Task statement> Copy all lines of the listing that include the string "worse".

Provided data>

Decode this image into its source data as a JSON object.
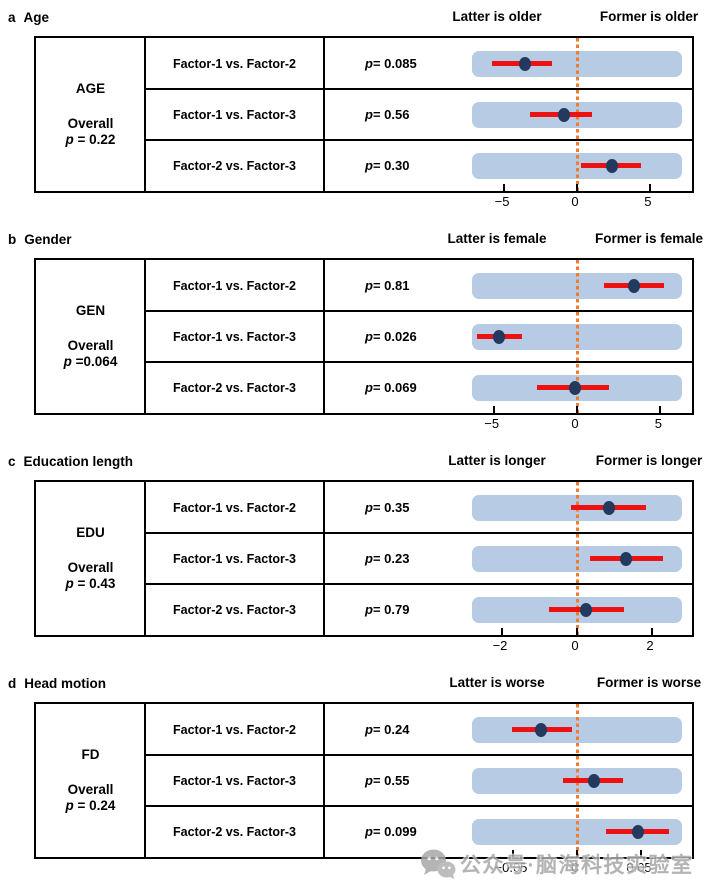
{
  "colors": {
    "band": "#b8cbe4",
    "ci_bar": "#ee1111",
    "point": "#233a5e",
    "zero_line": "#ed7d31",
    "border": "#000000",
    "watermark_gray": "#a8a8a8"
  },
  "watermark": {
    "icon": "wechat-icon",
    "text": "公众号·脑海科技实验室"
  },
  "chart_data": {
    "type": "forest",
    "zero_reference": 0,
    "panels": [
      {
        "letter": "a",
        "title": "Age",
        "header_left": "Latter is older",
        "header_right": "Former is older",
        "group_label": "AGE",
        "overall_label": "Overall",
        "overall_p": "p = 0.22",
        "xlim": [
          -7.2,
          7.2
        ],
        "ticks": [
          -5,
          0,
          5
        ],
        "tick_labels": [
          "−5",
          "0",
          "5"
        ],
        "rows": [
          {
            "comparison": "Factor-1 vs. Factor-2",
            "p_label": "p = 0.085",
            "estimate": -3.6,
            "ci": [
              -5.8,
              -1.7
            ]
          },
          {
            "comparison": "Factor-1 vs. Factor-3",
            "p_label": "p = 0.56",
            "estimate": -0.9,
            "ci": [
              -3.2,
              1.0
            ]
          },
          {
            "comparison": "Factor-2 vs. Factor-3",
            "p_label": "p = 0.30",
            "estimate": 2.4,
            "ci": [
              0.3,
              4.4
            ]
          }
        ]
      },
      {
        "letter": "b",
        "title": "Gender",
        "header_left": "Latter is female",
        "header_right": "Former is female",
        "group_label": "GEN",
        "overall_label": "Overall",
        "overall_p": "p =0.064",
        "xlim": [
          -6.3,
          6.3
        ],
        "ticks": [
          -5,
          0,
          5
        ],
        "tick_labels": [
          "−5",
          "0",
          "5"
        ],
        "rows": [
          {
            "comparison": "Factor-1 vs. Factor-2",
            "p_label": "p = 0.81",
            "estimate": 3.4,
            "ci": [
              1.6,
              5.2
            ]
          },
          {
            "comparison": "Factor-1 vs. Factor-3",
            "p_label": "p = 0.026",
            "estimate": -4.7,
            "ci": [
              -6.0,
              -3.3
            ]
          },
          {
            "comparison": "Factor-2 vs. Factor-3",
            "p_label": "p = 0.069",
            "estimate": -0.1,
            "ci": [
              -2.4,
              1.9
            ]
          }
        ]
      },
      {
        "letter": "c",
        "title": "Education length",
        "header_left": "Latter is longer",
        "header_right": "Former is longer",
        "group_label": "EDU",
        "overall_label": "Overall",
        "overall_p": "p = 0.43",
        "xlim": [
          -2.8,
          2.8
        ],
        "ticks": [
          -2,
          0,
          2
        ],
        "tick_labels": [
          "−2",
          "0",
          "2"
        ],
        "rows": [
          {
            "comparison": "Factor-1 vs. Factor-2",
            "p_label": "p = 0.35",
            "estimate": 0.84,
            "ci": [
              -0.17,
              1.84
            ]
          },
          {
            "comparison": "Factor-1 vs. Factor-3",
            "p_label": "p = 0.23",
            "estimate": 1.3,
            "ci": [
              0.35,
              2.3
            ]
          },
          {
            "comparison": "Factor-2 vs. Factor-3",
            "p_label": "p = 0.79",
            "estimate": 0.25,
            "ci": [
              -0.75,
              1.24
            ]
          }
        ]
      },
      {
        "letter": "d",
        "title": "Head motion",
        "header_left": "Latter is worse",
        "header_right": "Former is worse",
        "group_label": "FD",
        "overall_label": "Overall",
        "overall_p": "p = 0.24",
        "xlim": [
          -0.082,
          0.082
        ],
        "ticks": [
          -0.05,
          0,
          0.05
        ],
        "tick_labels": [
          "−0.05",
          "0",
          "0.05"
        ],
        "rows": [
          {
            "comparison": "Factor-1 vs. Factor-2",
            "p_label": "p = 0.24",
            "estimate": -0.028,
            "ci": [
              -0.051,
              -0.004
            ]
          },
          {
            "comparison": "Factor-1 vs. Factor-3",
            "p_label": "p = 0.55",
            "estimate": 0.013,
            "ci": [
              -0.011,
              0.036
            ]
          },
          {
            "comparison": "Factor-2 vs. Factor-3",
            "p_label": "p = 0.099",
            "estimate": 0.048,
            "ci": [
              0.023,
              0.072
            ]
          }
        ]
      }
    ]
  }
}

Exercise output>
        "header_left": "Latter is worse",
        "header_right": "Former is worse",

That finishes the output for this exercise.